• RECORDS FOR THIS TASK:
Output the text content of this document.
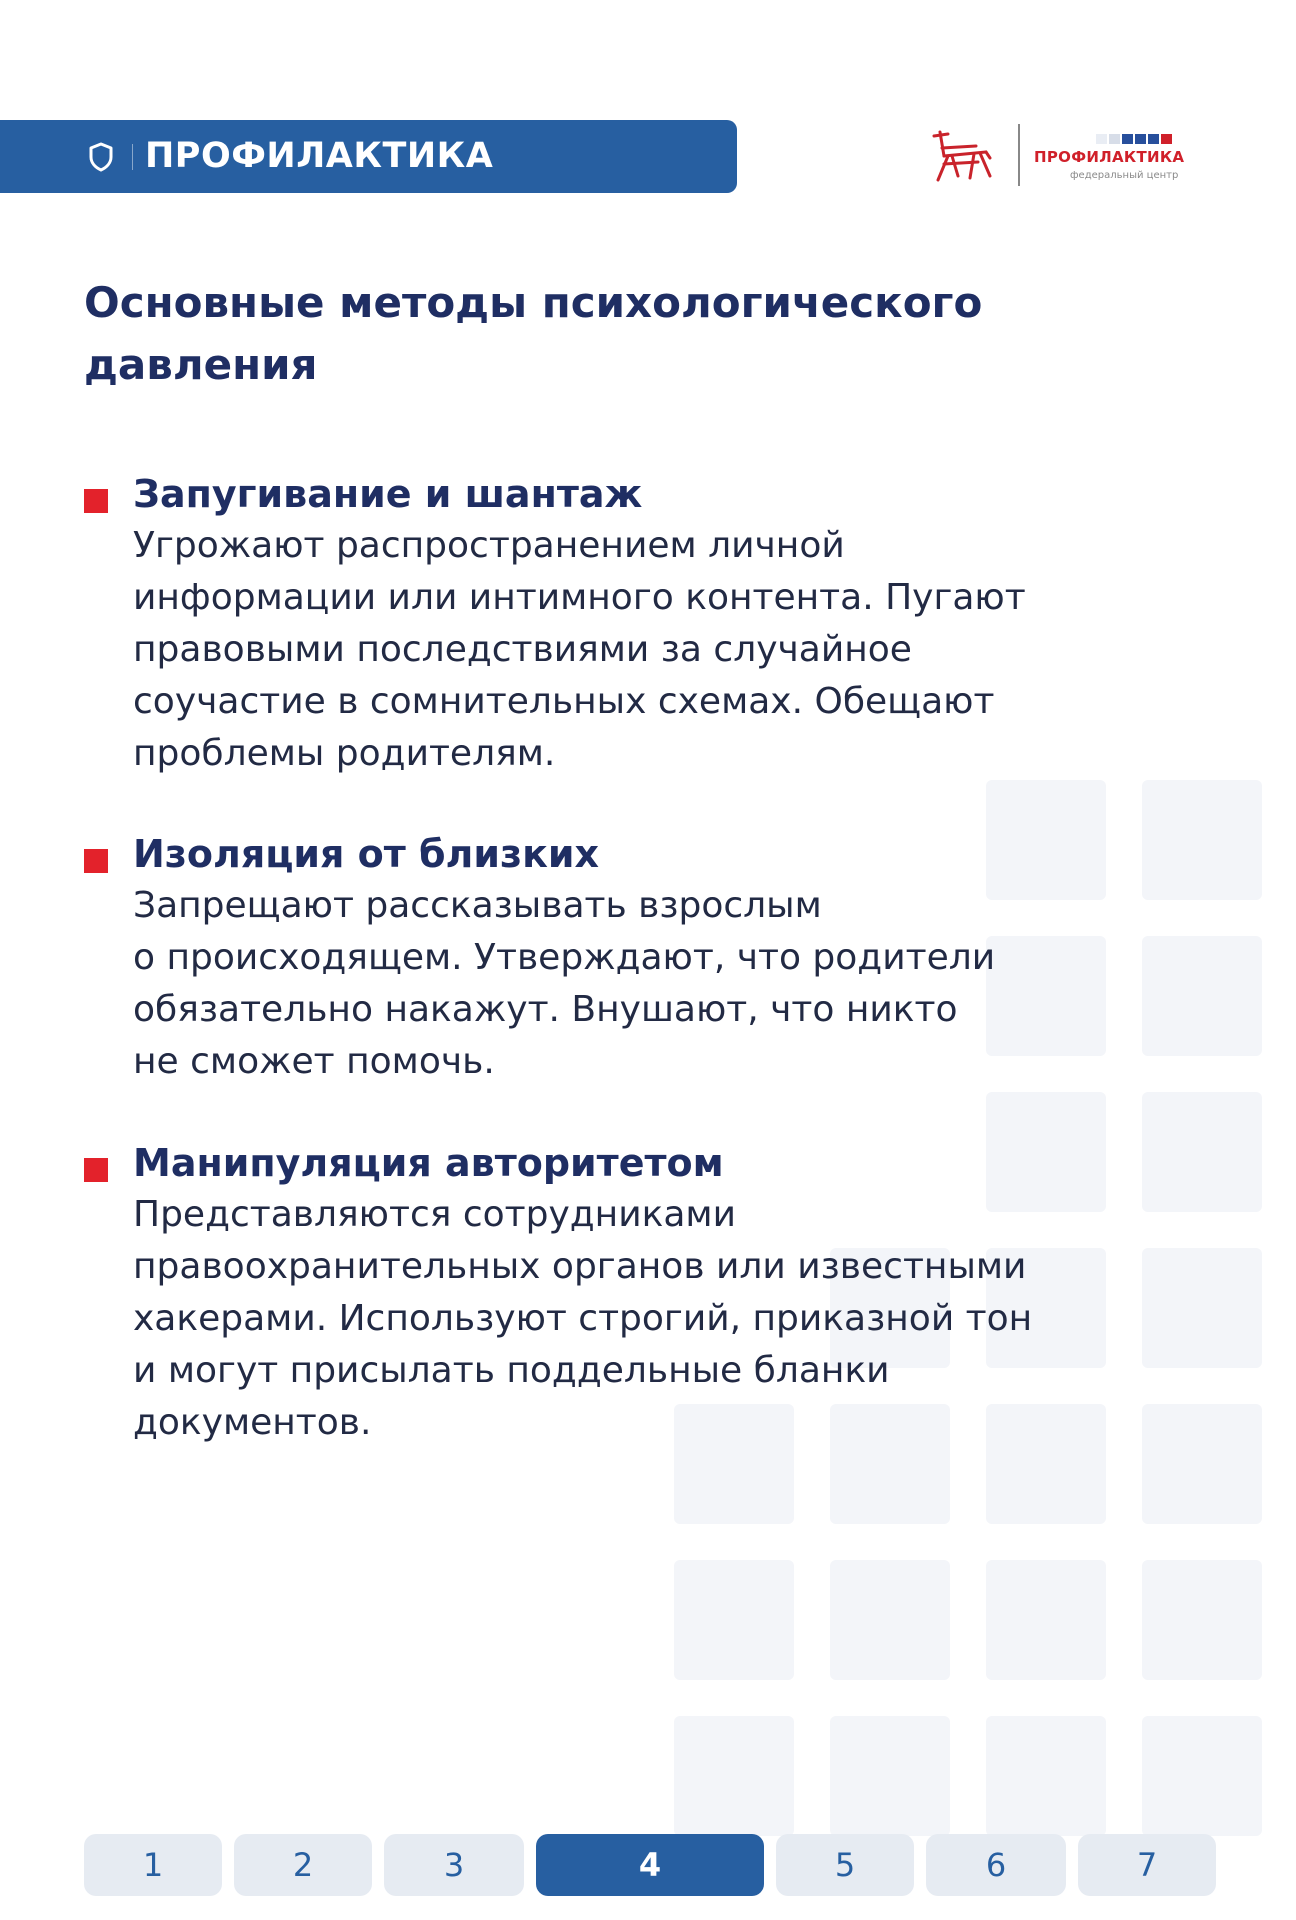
ПРОФИЛАКТИКА	ПРОФИЛАКТИКА
федеральный центр
Основные методы психологического давления
Запугивание и шантаж
Угрожают распространением личной
информации или интимного контента. Пугают
правовыми последствиями за случайное
соучастие в сомнительных схемах. Обещают
проблемы родителям.
Изоляция от близких
Запрещают рассказывать взрослым
о происходящем. Утверждают, что родители
обязательно накажут. Внушают, что никто
не сможет помочь.
Манипуляция авторитетом
Представляются сотрудниками
правоохранительных органов или известными
хакерами. Используют строгий, приказной тон
и могут присылать поддельные бланки
документов.
1	2	3	4	5	6	7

• REQUIREMENT:
Without the pictures, transcribe the listing above exactly.

• RESULT OF THIS EXERCISE:
Output the text content of this document.
ПРОФИЛАКТИКА	ПРОФИЛАКТИКА
федеральный центр
Основные методы психологического давления
Запугивание и шантаж
Угрожают распространением личной
информации или интимного контента. Пугают
правовыми последствиями за случайное
соучастие в сомнительных схемах. Обещают
проблемы родителям.
Изоляция от близких
Запрещают рассказывать взрослым
о происходящем. Утверждают, что родители
обязательно накажут. Внушают, что никто
не сможет помочь.
Манипуляция авторитетом
Представляются сотрудниками
правоохранительных органов или известными
хакерами. Используют строгий, приказной тон
и могут присылать поддельные бланки
документов.
1	2	3	4	5	6	7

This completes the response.